Copy out all lines with the word "ylabel" in them.

____ INPUT RECORDS

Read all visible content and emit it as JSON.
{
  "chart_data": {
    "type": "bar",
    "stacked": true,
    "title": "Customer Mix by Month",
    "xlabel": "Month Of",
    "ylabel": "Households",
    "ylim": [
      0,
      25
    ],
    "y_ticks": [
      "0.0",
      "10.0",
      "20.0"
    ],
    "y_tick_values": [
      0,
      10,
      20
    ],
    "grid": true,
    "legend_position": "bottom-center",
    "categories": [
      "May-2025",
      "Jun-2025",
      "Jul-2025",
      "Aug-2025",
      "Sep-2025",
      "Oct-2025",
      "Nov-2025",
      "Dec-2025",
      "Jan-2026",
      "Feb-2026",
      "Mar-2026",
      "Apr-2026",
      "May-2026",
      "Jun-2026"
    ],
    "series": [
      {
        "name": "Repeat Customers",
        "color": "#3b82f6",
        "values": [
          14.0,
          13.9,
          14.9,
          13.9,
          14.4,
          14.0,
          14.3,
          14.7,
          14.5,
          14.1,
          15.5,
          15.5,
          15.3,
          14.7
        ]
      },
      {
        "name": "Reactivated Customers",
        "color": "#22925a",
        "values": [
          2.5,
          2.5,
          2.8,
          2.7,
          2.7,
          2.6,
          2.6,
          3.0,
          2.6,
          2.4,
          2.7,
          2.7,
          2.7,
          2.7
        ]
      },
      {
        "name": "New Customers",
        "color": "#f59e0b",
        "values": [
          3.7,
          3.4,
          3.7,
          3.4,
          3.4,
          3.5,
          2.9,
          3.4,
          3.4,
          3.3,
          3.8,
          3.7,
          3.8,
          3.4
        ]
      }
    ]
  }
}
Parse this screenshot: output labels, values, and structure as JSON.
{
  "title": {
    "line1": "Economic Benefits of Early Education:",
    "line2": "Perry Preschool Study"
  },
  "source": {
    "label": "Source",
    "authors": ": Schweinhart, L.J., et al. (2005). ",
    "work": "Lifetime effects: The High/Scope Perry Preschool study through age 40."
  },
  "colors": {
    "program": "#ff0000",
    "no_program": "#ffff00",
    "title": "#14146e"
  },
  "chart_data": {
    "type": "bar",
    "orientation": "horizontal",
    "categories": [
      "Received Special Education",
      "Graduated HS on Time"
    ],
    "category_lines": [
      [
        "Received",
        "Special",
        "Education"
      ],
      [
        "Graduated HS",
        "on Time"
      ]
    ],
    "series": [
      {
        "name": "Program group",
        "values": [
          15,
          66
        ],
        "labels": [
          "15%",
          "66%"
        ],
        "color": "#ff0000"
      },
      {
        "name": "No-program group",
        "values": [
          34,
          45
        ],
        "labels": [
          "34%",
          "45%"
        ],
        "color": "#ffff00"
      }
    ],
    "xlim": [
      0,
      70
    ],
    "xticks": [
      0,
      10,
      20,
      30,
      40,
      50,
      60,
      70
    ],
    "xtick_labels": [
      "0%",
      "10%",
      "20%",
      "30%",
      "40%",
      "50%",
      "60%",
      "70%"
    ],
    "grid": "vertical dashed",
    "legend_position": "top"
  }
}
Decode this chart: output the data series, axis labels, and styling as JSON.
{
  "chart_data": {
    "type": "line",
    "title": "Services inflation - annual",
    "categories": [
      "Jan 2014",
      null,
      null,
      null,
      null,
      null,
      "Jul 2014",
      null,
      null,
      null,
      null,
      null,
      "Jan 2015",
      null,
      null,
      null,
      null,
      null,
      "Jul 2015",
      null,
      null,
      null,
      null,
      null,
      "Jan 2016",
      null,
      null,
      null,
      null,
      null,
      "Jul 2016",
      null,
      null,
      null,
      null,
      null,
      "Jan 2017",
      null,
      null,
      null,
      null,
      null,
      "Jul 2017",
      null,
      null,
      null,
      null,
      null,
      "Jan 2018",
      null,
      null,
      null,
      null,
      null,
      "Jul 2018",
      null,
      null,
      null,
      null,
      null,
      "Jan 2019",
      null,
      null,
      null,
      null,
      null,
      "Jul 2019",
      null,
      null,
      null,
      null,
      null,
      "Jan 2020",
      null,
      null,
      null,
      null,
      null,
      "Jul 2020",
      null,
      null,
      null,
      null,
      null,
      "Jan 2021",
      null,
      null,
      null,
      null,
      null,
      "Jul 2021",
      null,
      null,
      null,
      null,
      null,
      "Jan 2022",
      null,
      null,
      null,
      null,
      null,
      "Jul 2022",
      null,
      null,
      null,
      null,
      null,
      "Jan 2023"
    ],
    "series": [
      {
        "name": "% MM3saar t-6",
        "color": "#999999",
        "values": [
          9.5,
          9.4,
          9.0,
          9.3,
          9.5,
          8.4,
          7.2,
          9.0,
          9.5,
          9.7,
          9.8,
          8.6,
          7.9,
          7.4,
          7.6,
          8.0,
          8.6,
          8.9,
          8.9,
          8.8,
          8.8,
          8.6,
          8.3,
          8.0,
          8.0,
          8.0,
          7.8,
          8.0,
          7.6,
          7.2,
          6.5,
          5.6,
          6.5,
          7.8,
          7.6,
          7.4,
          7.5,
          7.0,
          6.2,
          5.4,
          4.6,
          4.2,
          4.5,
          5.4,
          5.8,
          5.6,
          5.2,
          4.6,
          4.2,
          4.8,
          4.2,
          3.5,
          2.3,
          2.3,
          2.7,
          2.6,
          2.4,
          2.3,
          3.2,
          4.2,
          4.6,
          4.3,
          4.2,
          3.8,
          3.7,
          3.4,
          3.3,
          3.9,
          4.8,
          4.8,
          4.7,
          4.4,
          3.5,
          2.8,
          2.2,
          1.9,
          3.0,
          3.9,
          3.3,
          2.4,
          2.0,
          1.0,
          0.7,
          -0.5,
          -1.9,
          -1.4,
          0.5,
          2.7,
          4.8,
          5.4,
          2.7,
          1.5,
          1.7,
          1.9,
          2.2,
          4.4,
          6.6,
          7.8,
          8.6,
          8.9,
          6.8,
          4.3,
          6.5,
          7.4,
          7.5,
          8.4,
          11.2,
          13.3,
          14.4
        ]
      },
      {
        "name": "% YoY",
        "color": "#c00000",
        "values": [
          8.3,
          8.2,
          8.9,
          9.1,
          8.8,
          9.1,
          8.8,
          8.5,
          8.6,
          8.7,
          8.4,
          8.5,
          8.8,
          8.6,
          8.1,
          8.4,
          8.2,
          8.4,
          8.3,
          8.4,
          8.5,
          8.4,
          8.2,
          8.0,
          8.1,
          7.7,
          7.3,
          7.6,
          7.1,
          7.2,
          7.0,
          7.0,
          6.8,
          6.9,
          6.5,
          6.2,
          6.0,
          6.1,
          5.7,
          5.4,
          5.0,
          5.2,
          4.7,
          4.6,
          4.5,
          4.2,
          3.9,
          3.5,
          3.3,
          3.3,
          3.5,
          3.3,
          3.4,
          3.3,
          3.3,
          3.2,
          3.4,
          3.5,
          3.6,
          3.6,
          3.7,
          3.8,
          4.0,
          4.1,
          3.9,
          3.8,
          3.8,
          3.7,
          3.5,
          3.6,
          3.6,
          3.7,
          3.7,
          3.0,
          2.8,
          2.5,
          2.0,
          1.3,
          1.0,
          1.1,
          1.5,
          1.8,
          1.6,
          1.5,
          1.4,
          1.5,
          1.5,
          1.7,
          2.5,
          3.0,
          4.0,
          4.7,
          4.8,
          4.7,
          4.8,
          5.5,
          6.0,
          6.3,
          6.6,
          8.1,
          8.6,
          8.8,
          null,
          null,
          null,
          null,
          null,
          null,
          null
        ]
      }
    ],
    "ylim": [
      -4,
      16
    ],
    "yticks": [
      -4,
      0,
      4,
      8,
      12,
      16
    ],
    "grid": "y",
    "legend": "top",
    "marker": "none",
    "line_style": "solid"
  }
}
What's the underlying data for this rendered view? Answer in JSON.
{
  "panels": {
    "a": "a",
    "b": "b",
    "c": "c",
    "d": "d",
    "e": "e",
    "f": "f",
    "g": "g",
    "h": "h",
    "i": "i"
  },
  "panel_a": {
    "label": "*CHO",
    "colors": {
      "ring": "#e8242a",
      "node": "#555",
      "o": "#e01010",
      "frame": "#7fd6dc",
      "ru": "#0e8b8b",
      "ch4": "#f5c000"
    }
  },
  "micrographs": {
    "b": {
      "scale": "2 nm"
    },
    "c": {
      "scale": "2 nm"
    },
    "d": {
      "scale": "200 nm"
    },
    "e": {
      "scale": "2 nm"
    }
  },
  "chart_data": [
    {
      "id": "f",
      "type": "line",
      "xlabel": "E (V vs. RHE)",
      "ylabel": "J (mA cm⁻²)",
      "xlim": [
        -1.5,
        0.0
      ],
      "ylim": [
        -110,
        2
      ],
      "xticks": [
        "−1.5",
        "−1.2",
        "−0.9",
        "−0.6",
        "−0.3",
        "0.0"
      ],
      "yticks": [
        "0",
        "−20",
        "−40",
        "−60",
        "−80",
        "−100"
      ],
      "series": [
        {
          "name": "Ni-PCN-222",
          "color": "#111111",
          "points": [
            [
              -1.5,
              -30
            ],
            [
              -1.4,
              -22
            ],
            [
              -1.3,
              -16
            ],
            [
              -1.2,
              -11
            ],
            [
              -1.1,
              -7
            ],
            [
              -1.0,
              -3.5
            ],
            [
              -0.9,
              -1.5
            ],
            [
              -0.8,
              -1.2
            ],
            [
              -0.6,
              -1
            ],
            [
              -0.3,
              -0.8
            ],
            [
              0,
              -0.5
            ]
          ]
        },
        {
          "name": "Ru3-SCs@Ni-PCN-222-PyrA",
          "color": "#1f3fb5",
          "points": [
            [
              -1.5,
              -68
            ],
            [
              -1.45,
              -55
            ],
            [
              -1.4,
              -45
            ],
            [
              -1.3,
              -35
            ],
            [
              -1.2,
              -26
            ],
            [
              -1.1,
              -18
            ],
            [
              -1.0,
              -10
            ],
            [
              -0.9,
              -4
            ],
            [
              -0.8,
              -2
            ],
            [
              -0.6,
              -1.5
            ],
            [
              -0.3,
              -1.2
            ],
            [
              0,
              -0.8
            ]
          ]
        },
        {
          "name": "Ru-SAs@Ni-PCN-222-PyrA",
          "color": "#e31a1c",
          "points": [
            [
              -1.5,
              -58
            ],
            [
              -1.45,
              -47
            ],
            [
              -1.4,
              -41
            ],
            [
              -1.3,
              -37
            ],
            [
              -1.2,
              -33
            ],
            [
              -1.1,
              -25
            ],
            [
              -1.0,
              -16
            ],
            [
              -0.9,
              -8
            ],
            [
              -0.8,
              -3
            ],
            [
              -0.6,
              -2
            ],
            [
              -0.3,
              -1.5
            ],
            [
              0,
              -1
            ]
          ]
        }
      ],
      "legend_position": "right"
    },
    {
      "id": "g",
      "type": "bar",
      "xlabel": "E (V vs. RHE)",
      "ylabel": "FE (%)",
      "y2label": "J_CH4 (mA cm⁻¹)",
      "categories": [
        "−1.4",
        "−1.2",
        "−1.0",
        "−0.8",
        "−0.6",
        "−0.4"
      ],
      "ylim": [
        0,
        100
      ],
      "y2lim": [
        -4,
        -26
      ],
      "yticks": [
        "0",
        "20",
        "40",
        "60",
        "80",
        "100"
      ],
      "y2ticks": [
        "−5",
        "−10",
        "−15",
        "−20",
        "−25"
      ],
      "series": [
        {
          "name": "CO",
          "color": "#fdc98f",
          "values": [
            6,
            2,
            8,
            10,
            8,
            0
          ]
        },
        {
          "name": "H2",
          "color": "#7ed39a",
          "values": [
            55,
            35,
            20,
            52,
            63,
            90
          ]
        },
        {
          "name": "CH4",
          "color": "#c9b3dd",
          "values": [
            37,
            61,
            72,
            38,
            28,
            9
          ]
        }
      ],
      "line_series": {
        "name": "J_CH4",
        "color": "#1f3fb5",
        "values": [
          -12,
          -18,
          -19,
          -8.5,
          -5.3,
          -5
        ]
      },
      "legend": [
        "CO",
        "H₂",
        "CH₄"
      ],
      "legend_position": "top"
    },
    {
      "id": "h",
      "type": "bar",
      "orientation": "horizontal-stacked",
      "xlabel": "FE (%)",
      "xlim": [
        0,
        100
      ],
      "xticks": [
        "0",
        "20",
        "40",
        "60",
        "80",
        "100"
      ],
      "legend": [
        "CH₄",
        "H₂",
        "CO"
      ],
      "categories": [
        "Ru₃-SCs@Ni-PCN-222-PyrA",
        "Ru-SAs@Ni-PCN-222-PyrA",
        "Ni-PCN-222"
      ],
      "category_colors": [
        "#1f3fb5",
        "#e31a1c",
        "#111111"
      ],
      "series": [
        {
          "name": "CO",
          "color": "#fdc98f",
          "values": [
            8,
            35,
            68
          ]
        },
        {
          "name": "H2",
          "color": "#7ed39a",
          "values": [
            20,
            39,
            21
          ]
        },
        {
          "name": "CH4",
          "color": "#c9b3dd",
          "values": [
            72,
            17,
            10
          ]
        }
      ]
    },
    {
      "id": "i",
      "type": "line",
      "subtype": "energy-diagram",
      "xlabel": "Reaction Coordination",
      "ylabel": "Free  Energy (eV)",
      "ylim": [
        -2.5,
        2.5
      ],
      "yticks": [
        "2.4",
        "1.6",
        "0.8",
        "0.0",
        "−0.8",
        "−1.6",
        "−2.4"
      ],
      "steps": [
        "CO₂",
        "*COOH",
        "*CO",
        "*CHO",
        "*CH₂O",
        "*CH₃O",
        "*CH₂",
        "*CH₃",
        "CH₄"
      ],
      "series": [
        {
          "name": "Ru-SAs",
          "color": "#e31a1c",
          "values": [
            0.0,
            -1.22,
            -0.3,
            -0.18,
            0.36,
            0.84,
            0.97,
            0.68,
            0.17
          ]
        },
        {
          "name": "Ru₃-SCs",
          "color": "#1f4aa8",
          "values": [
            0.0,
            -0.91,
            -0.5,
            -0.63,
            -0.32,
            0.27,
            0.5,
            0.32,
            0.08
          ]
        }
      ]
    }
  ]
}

________

## [OUTPUT OF THE TASK]
    "ylabel": "Households",
      "ylabel": "J (mA cm⁻²)",
      "ylabel": "FE (%)",
      "ylabel": "Free  Energy (eV)",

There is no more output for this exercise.